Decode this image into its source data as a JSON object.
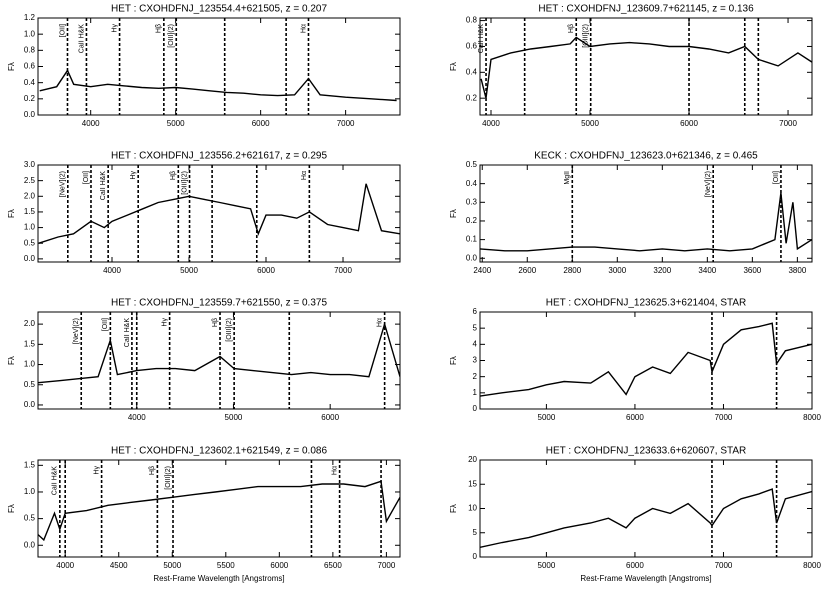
{
  "chart_data": [
    {
      "type": "line",
      "title": "HET : CXOHDFNJ_123554.4+621505, z = 0.207",
      "ylabel": "Fλ",
      "color": "#000000",
      "x": [
        3400,
        3600,
        3727,
        3800,
        4000,
        4200,
        4400,
        4600,
        4800,
        5000,
        5200,
        5400,
        5600,
        5800,
        6000,
        6200,
        6400,
        6563,
        6700,
        7000,
        7300,
        7600
      ],
      "values": [
        0.3,
        0.35,
        0.55,
        0.38,
        0.35,
        0.38,
        0.36,
        0.34,
        0.33,
        0.34,
        0.32,
        0.3,
        0.28,
        0.27,
        0.25,
        0.24,
        0.25,
        0.45,
        0.25,
        0.22,
        0.2,
        0.18
      ],
      "xlim": [
        3380,
        7640
      ],
      "xticks": [
        4000,
        5000,
        6000,
        7000
      ],
      "ylim": [
        0,
        1.2
      ],
      "yticks": [
        {
          "value": 0,
          "label": "0.0"
        },
        0.2,
        0.4,
        0.6,
        0.8,
        {
          "value": 1,
          "label": "1.0"
        },
        1.2
      ],
      "lines": [
        {
          "x": 3727,
          "label": "[OII]"
        },
        {
          "x": 3950,
          "label": "CaII H&K"
        },
        {
          "x": 4340,
          "label": "Hγ"
        },
        {
          "x": 4861,
          "label": "Hβ"
        },
        {
          "x": 5007,
          "label": "[OIII](2)"
        },
        {
          "x": 5577
        },
        {
          "x": 6300
        },
        {
          "x": 6563,
          "label": "Hα"
        }
      ]
    },
    {
      "type": "line",
      "title": "HET : CXOHDFNJ_123609.7+621145, z = 0.136",
      "ylabel": "Fλ",
      "color": "#000000",
      "x": [
        3900,
        3950,
        4000,
        4200,
        4400,
        4600,
        4800,
        4861,
        5000,
        5200,
        5400,
        5600,
        5800,
        6000,
        6200,
        6400,
        6563,
        6700,
        6900,
        7100,
        7240
      ],
      "values": [
        0.35,
        0.2,
        0.5,
        0.55,
        0.58,
        0.6,
        0.62,
        0.67,
        0.6,
        0.62,
        0.63,
        0.62,
        0.6,
        0.6,
        0.58,
        0.55,
        0.6,
        0.5,
        0.45,
        0.55,
        0.48
      ],
      "xlim": [
        3889,
        7242
      ],
      "xticks": [
        4000,
        5000,
        6000,
        7000
      ],
      "ylim": [
        0.07,
        0.82
      ],
      "yticks": [
        0.2,
        0.4,
        0.6,
        0.8
      ],
      "lines": [
        {
          "x": 3950,
          "label": "CaII H&K"
        },
        {
          "x": 4340
        },
        {
          "x": 4861,
          "label": "Hβ"
        },
        {
          "x": 5007,
          "label": "[OIII](2)"
        },
        {
          "x": 6000
        },
        {
          "x": 6563
        },
        {
          "x": 6700
        }
      ]
    },
    {
      "type": "line",
      "title": "HET : CXOHDFNJ_123556.2+621617, z = 0.295",
      "ylabel": "Fλ",
      "color": "#000000",
      "x": [
        3050,
        3300,
        3500,
        3727,
        3900,
        4000,
        4200,
        4400,
        4600,
        4800,
        5000,
        5200,
        5400,
        5600,
        5800,
        5900,
        6000,
        6200,
        6400,
        6563,
        6800,
        7000,
        7200,
        7300,
        7500,
        7740
      ],
      "values": [
        0.5,
        0.7,
        0.8,
        1.2,
        1.0,
        1.2,
        1.4,
        1.6,
        1.8,
        1.9,
        2.0,
        1.9,
        1.8,
        1.7,
        1.6,
        0.8,
        1.4,
        1.4,
        1.3,
        1.5,
        1.1,
        1.0,
        0.9,
        2.4,
        0.9,
        0.8
      ],
      "xlim": [
        3039,
        7740
      ],
      "xticks": [
        4000,
        5000,
        6000,
        7000
      ],
      "ylim": [
        -0.1,
        3.0
      ],
      "yticks": [
        {
          "value": 0,
          "label": "0.0"
        },
        0.5,
        {
          "value": 1,
          "label": "1.0"
        },
        1.5,
        {
          "value": 2,
          "label": "2.0"
        },
        2.5,
        {
          "value": 3,
          "label": "3.0"
        }
      ],
      "lines": [
        {
          "x": 3426,
          "label": "[NeV](2)"
        },
        {
          "x": 3727,
          "label": "[OII]"
        },
        {
          "x": 3950,
          "label": "CaII H&K"
        },
        {
          "x": 4340,
          "label": "Hγ"
        },
        {
          "x": 4861,
          "label": "Hβ"
        },
        {
          "x": 5007,
          "label": "[OIII](2)"
        },
        {
          "x": 5300
        },
        {
          "x": 5880
        },
        {
          "x": 6563,
          "label": "Hα"
        }
      ]
    },
    {
      "type": "line",
      "title": "KECK : CXOHDFNJ_123623.0+621346, z = 0.465",
      "ylabel": "Fλ",
      "color": "#000000",
      "x": [
        2390,
        2500,
        2600,
        2700,
        2800,
        2900,
        3000,
        3100,
        3200,
        3300,
        3400,
        3500,
        3600,
        3700,
        3727,
        3750,
        3780,
        3800,
        3865
      ],
      "values": [
        0.05,
        0.04,
        0.04,
        0.05,
        0.06,
        0.06,
        0.05,
        0.04,
        0.05,
        0.04,
        0.05,
        0.04,
        0.05,
        0.1,
        0.35,
        0.08,
        0.3,
        0.05,
        0.1
      ],
      "xlim": [
        2390,
        3865
      ],
      "xticks": [
        2400,
        2600,
        2800,
        3000,
        3200,
        3400,
        3600,
        3800
      ],
      "ylim": [
        -0.02,
        0.5
      ],
      "yticks": [
        {
          "value": 0,
          "label": "0.0"
        },
        0.1,
        0.2,
        0.3,
        0.4,
        0.5
      ],
      "lines": [
        {
          "x": 2800,
          "label": "MgII"
        },
        {
          "x": 3426,
          "label": "[NeV](2)"
        },
        {
          "x": 3727,
          "label": "[OII]"
        }
      ]
    },
    {
      "type": "line",
      "title": "HET : CXOHDFNJ_123559.7+621550, z = 0.375",
      "ylabel": "Fλ",
      "color": "#000000",
      "x": [
        2980,
        3200,
        3400,
        3600,
        3727,
        3800,
        4000,
        4200,
        4400,
        4600,
        4861,
        5007,
        5200,
        5400,
        5600,
        5800,
        6000,
        6200,
        6400,
        6563,
        6722
      ],
      "values": [
        0.55,
        0.6,
        0.65,
        0.7,
        1.6,
        0.75,
        0.85,
        0.9,
        0.9,
        0.85,
        1.2,
        0.9,
        0.85,
        0.8,
        0.75,
        0.8,
        0.75,
        0.75,
        0.7,
        2.0,
        0.7
      ],
      "xlim": [
        2979,
        6722
      ],
      "xticks": [
        4000,
        5000,
        6000
      ],
      "ylim": [
        -0.1,
        2.3
      ],
      "yticks": [
        {
          "value": 0,
          "label": "0.0"
        },
        0.5,
        {
          "value": 1,
          "label": "1.0"
        },
        1.5,
        {
          "value": 2,
          "label": "2.0"
        }
      ],
      "lines": [
        {
          "x": 3426,
          "label": "[NeV](2)"
        },
        {
          "x": 3727,
          "label": "[OII]"
        },
        {
          "x": 3950,
          "label": "CaII H&K"
        },
        {
          "x": 4000
        },
        {
          "x": 4340,
          "label": "Hγ"
        },
        {
          "x": 4861,
          "label": "Hβ"
        },
        {
          "x": 5007,
          "label": "[OIII](2)"
        },
        {
          "x": 5577
        },
        {
          "x": 6563,
          "label": "Hα"
        }
      ]
    },
    {
      "type": "line",
      "title": "HET : CXOHDFNJ_123625.3+621404, STAR",
      "ylabel": "Fλ",
      "color": "#000000",
      "x": [
        4250,
        4500,
        4800,
        5000,
        5200,
        5500,
        5700,
        5900,
        6000,
        6200,
        6400,
        6600,
        6850,
        6870,
        7000,
        7200,
        7400,
        7550,
        7600,
        7700,
        8000
      ],
      "values": [
        0.8,
        1.0,
        1.2,
        1.5,
        1.7,
        1.6,
        2.3,
        0.9,
        2.0,
        2.6,
        2.2,
        3.5,
        3.0,
        2.3,
        4.0,
        4.9,
        5.1,
        5.3,
        2.8,
        3.6,
        4.0
      ],
      "xlim": [
        4250,
        8000
      ],
      "xticks": [
        5000,
        6000,
        7000,
        8000
      ],
      "ylim": [
        0,
        6
      ],
      "yticks": [
        0,
        1,
        2,
        3,
        4,
        5,
        6
      ],
      "lines": [
        {
          "x": 6870
        },
        {
          "x": 7600
        }
      ]
    },
    {
      "type": "line",
      "title": "HET : CXOHDFNJ_123602.1+621549, z = 0.086",
      "ylabel": "Fλ",
      "xlabel": "Rest-Frame Wavelength [Angstroms]",
      "color": "#000000",
      "x": [
        3746,
        3800,
        3900,
        3950,
        4000,
        4200,
        4400,
        4600,
        4800,
        5000,
        5200,
        5400,
        5600,
        5800,
        6000,
        6200,
        6400,
        6600,
        6800,
        6950,
        7000,
        7127
      ],
      "values": [
        0.2,
        0.1,
        0.6,
        0.3,
        0.6,
        0.65,
        0.75,
        0.8,
        0.85,
        0.9,
        0.95,
        1.0,
        1.05,
        1.1,
        1.1,
        1.1,
        1.15,
        1.15,
        1.1,
        1.2,
        0.45,
        0.9
      ],
      "xlim": [
        3746,
        7127
      ],
      "xticks": [
        4000,
        4500,
        5000,
        5500,
        6000,
        6500,
        7000
      ],
      "ylim": [
        -0.22,
        1.6
      ],
      "yticks": [
        {
          "value": 0,
          "label": "0.0"
        },
        0.5,
        {
          "value": 1,
          "label": "1.0"
        },
        1.5
      ],
      "lines": [
        {
          "x": 3950,
          "label": "CaII H&K"
        },
        {
          "x": 4000
        },
        {
          "x": 4340,
          "label": "Hγ"
        },
        {
          "x": 4861,
          "label": "Hβ"
        },
        {
          "x": 5007,
          "label": "[OIII](2)"
        },
        {
          "x": 6300
        },
        {
          "x": 6563,
          "label": "Hα"
        },
        {
          "x": 6950
        }
      ]
    },
    {
      "type": "line",
      "title": "HET : CXOHDFNJ_123633.6+620607, STAR",
      "ylabel": "Fλ",
      "xlabel": "Rest-Frame Wavelength [Angstroms]",
      "color": "#000000",
      "x": [
        4250,
        4500,
        4800,
        5000,
        5200,
        5500,
        5700,
        5900,
        6000,
        6200,
        6400,
        6600,
        6850,
        6870,
        7000,
        7200,
        7400,
        7550,
        7600,
        7700,
        8000
      ],
      "values": [
        2,
        3,
        4,
        5,
        6,
        7,
        8,
        6,
        8,
        10,
        9,
        11,
        7,
        6.5,
        10,
        12,
        13,
        14,
        7,
        12,
        13.5
      ],
      "xlim": [
        4250,
        8000
      ],
      "xticks": [
        5000,
        6000,
        7000,
        8000
      ],
      "ylim": [
        0,
        20
      ],
      "yticks": [
        0,
        5,
        10,
        15,
        20
      ],
      "lines": [
        {
          "x": 6870
        },
        {
          "x": 7600
        }
      ]
    }
  ]
}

------------------------------------

» **Request**
Return each line among the entries that holds the word "STAR".

» **Response to the task**
      "title": "HET : CXOHDFNJ_123625.3+621404, STAR",
      "title": "HET : CXOHDFNJ_123633.6+620607, STAR",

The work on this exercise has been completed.